● EXERCISE REQUIREMENTS:
Look for the word "zostały" in the material below. Copy each line that has it.

● DATA FOR THE TASK:
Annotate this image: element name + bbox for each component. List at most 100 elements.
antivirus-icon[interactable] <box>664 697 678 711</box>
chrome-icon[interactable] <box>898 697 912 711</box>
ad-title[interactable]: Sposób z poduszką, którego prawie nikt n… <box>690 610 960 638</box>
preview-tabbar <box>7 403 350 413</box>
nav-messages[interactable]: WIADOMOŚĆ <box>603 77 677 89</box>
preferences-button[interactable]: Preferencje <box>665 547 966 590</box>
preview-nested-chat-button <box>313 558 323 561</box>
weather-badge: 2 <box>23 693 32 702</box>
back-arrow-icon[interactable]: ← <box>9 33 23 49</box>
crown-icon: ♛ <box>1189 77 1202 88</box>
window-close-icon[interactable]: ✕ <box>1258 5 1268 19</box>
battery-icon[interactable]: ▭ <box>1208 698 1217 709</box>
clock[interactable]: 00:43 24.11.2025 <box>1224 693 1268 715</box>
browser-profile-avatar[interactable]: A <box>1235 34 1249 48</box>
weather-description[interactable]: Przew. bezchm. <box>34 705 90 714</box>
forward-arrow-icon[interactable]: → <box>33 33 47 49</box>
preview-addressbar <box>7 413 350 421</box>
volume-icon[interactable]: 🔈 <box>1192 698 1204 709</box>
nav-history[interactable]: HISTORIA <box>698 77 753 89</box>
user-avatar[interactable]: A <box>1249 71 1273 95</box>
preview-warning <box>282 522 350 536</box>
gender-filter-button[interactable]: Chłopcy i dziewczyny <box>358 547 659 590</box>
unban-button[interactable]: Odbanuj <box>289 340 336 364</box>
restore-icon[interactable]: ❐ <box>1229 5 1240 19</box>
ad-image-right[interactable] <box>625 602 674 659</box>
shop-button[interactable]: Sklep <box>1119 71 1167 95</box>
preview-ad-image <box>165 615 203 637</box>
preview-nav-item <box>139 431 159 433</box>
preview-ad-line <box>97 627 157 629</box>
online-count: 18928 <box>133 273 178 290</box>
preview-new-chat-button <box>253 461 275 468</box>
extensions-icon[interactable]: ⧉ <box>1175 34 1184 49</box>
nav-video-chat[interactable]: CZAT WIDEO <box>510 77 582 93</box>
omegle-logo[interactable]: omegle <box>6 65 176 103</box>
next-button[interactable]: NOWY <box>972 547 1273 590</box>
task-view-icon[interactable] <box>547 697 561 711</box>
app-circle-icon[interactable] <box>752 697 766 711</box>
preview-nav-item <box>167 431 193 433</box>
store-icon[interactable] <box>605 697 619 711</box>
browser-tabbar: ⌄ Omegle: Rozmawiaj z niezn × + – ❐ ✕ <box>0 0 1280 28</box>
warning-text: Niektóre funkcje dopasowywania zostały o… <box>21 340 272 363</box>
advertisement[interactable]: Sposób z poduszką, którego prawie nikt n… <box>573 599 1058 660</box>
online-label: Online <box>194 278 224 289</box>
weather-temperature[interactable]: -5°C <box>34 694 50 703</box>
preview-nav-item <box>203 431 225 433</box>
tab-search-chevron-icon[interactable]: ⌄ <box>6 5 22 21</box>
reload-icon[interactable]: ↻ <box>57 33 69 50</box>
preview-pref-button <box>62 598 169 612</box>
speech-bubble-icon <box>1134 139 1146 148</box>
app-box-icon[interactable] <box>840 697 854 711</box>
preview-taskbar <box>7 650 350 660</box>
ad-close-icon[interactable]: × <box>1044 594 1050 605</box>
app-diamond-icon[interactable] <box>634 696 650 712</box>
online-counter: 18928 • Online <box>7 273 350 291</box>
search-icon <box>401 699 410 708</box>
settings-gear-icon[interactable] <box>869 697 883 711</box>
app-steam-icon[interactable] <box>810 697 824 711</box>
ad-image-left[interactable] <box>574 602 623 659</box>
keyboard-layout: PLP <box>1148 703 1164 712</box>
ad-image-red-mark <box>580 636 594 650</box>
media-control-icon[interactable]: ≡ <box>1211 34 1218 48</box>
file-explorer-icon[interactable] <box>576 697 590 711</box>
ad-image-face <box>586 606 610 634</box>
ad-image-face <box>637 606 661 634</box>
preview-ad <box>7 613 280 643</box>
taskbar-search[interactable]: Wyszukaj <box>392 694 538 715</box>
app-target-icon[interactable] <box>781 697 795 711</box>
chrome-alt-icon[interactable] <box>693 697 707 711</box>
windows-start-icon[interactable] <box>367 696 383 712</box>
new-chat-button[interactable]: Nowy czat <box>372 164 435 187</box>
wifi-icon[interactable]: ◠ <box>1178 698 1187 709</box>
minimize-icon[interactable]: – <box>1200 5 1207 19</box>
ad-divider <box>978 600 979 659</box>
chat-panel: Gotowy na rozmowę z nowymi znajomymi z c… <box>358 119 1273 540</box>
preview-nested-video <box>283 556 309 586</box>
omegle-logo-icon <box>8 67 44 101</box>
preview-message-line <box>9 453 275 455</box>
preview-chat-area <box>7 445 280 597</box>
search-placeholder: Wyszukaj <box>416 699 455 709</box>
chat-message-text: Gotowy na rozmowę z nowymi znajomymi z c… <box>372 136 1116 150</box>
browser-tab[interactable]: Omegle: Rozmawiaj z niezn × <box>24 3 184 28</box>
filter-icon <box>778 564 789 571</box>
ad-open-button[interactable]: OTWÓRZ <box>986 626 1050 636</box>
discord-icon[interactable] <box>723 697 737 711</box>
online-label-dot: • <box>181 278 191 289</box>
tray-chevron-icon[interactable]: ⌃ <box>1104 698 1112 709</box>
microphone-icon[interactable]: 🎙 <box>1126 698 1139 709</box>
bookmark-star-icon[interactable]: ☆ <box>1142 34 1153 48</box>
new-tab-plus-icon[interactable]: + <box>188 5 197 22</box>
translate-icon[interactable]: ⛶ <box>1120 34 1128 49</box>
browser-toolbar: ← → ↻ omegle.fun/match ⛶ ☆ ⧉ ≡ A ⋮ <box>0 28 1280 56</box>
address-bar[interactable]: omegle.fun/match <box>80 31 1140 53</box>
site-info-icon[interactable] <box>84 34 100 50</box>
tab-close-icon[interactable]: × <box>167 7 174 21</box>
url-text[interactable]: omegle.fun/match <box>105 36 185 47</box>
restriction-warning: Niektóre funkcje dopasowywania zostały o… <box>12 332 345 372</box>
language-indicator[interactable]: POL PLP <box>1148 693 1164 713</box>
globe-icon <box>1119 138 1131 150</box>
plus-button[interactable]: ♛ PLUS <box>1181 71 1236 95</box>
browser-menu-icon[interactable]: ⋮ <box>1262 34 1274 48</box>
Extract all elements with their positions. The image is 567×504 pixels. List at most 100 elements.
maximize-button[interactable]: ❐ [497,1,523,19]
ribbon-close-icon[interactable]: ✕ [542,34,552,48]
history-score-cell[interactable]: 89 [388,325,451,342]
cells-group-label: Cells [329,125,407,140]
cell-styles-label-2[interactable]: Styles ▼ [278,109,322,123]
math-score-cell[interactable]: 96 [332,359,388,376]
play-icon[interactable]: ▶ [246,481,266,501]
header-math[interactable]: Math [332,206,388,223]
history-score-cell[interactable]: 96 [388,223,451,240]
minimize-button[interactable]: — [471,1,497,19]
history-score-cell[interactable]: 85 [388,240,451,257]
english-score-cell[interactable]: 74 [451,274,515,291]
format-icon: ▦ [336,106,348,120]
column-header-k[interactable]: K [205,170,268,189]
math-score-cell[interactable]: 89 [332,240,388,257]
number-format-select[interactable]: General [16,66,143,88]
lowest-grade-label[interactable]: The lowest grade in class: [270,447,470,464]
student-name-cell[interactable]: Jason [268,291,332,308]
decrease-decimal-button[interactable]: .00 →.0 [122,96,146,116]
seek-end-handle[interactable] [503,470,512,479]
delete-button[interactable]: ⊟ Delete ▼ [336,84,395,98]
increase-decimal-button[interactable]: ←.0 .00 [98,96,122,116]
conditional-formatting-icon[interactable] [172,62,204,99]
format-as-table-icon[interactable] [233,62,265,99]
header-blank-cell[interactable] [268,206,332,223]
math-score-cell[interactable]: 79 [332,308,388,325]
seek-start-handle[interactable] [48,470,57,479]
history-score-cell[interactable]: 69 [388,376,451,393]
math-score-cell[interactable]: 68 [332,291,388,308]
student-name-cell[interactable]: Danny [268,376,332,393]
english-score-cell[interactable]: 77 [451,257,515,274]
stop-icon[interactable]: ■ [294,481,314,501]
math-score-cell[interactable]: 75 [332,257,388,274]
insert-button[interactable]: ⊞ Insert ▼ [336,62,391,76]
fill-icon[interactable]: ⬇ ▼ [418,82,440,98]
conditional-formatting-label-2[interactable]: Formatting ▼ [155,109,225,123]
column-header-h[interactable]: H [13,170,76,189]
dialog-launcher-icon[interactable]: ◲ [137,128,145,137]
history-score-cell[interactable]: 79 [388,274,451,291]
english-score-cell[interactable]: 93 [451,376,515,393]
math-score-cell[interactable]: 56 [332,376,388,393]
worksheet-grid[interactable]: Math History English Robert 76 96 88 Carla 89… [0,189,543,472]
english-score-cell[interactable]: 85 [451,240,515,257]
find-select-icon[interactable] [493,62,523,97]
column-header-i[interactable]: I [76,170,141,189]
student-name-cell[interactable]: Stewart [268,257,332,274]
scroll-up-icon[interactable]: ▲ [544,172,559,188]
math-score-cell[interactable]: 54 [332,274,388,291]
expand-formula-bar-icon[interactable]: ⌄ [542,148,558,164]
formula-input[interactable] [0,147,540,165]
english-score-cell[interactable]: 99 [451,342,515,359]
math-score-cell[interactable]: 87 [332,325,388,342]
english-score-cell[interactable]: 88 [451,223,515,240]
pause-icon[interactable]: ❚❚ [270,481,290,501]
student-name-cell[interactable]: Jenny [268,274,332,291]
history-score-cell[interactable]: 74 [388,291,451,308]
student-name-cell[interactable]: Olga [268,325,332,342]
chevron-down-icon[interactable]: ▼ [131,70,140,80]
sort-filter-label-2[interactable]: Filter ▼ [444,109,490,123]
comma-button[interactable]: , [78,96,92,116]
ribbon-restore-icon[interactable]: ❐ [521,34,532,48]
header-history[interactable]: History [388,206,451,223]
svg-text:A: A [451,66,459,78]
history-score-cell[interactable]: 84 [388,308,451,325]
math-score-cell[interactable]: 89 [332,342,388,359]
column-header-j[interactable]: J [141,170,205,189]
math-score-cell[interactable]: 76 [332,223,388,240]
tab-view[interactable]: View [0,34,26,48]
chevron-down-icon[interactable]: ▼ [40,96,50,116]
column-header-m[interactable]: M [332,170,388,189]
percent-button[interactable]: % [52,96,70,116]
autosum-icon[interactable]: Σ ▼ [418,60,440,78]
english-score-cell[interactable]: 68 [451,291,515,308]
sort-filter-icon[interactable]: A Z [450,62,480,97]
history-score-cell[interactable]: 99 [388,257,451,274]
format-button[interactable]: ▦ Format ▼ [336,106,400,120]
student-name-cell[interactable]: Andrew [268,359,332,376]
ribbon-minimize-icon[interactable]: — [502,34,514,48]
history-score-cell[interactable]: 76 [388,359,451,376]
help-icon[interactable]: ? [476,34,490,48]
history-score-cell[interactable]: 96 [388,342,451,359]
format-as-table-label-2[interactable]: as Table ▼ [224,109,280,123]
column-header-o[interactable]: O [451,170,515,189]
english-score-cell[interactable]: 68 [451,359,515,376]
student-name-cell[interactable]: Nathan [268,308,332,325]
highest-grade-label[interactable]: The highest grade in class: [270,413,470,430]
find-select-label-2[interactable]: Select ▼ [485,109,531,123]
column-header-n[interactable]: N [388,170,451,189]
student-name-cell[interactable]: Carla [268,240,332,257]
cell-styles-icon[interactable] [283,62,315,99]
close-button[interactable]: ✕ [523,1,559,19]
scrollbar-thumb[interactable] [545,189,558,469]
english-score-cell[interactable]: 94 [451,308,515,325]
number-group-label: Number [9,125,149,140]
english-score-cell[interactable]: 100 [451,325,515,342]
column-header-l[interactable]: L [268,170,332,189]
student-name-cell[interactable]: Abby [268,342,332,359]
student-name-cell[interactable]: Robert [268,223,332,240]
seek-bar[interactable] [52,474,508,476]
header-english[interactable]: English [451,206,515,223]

● WRITTEN SOLUTION:
warning-text: Niektóre funkcje dopasowywania zostały o… <box>21 340 272 363</box>
restriction-warning: Niektóre funkcje dopasowywania zostały o… <box>12 332 345 372</box>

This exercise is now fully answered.